[Extracted records]
[Begin]

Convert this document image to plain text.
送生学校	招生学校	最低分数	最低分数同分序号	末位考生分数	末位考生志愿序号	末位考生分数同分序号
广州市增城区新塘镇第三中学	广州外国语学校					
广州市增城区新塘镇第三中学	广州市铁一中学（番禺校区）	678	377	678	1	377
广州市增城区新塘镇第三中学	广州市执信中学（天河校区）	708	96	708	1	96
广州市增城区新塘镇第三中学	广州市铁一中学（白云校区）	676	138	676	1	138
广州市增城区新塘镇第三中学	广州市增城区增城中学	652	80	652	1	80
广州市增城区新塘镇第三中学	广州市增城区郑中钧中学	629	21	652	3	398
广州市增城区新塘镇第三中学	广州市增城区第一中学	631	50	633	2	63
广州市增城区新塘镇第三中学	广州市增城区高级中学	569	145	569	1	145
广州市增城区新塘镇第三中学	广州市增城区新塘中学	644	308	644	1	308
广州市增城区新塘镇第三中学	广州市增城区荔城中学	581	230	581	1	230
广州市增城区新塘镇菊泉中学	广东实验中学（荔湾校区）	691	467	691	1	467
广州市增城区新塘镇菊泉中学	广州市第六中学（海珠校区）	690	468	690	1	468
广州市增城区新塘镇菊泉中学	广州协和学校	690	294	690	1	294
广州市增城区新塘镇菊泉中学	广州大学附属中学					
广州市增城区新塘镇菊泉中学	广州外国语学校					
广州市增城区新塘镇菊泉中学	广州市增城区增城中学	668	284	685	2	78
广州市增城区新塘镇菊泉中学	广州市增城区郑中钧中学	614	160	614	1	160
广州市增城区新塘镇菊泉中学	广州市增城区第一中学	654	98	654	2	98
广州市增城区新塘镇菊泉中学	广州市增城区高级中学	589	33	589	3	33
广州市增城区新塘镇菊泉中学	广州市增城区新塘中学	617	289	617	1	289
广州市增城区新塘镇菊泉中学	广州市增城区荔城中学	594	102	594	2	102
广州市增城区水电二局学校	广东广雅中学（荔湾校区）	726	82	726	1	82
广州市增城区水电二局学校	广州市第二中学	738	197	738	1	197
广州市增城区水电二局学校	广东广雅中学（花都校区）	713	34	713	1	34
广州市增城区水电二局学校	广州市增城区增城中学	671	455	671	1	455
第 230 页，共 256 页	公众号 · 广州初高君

[End]

*PROBLEM DESCRIPTION:* Write out every entry above, word for word.

*COMPLETED EXERCISE:*
Convert this document image to plain text.
送生学校	招生学校	最低分数	最低分数同分序号	末位考生分数	末位考生志愿序号	末位考生分数同分序号
广州市增城区新塘镇第三中学	广州外国语学校					
广州市增城区新塘镇第三中学	广州市铁一中学（番禺校区）	678	377	678	1	377
广州市增城区新塘镇第三中学	广州市执信中学（天河校区）	708	96	708	1	96
广州市增城区新塘镇第三中学	广州市铁一中学（白云校区）	676	138	676	1	138
广州市增城区新塘镇第三中学	广州市增城区增城中学	652	80	652	1	80
广州市增城区新塘镇第三中学	广州市增城区郑中钧中学	629	21	652	3	398
广州市增城区新塘镇第三中学	广州市增城区第一中学	631	50	633	2	63
广州市增城区新塘镇第三中学	广州市增城区高级中学	569	145	569	1	145
广州市增城区新塘镇第三中学	广州市增城区新塘中学	644	308	644	1	308
广州市增城区新塘镇第三中学	广州市增城区荔城中学	581	230	581	1	230
广州市增城区新塘镇菊泉中学	广东实验中学（荔湾校区）	691	467	691	1	467
广州市增城区新塘镇菊泉中学	广州市第六中学（海珠校区）	690	468	690	1	468
广州市增城区新塘镇菊泉中学	广州协和学校	690	294	690	1	294
广州市增城区新塘镇菊泉中学	广州大学附属中学					
广州市增城区新塘镇菊泉中学	广州外国语学校					
广州市增城区新塘镇菊泉中学	广州市增城区增城中学	668	284	685	2	78
广州市增城区新塘镇菊泉中学	广州市增城区郑中钧中学	614	160	614	1	160
广州市增城区新塘镇菊泉中学	广州市增城区第一中学	654	98	654	2	98
广州市增城区新塘镇菊泉中学	广州市增城区高级中学	589	33	589	3	33
广州市增城区新塘镇菊泉中学	广州市增城区新塘中学	617	289	617	1	289
广州市增城区新塘镇菊泉中学	广州市增城区荔城中学	594	102	594	2	102
广州市增城区水电二局学校	广东广雅中学（荔湾校区）	726	82	726	1	82
广州市增城区水电二局学校	广州市第二中学	738	197	738	1	197
广州市增城区水电二局学校	广东广雅中学（花都校区）	713	34	713	1	34
广州市增城区水电二局学校	广州市增城区增城中学	671	455	671	1	455
第 230 页，共 256 页	公众号 · 广州初高君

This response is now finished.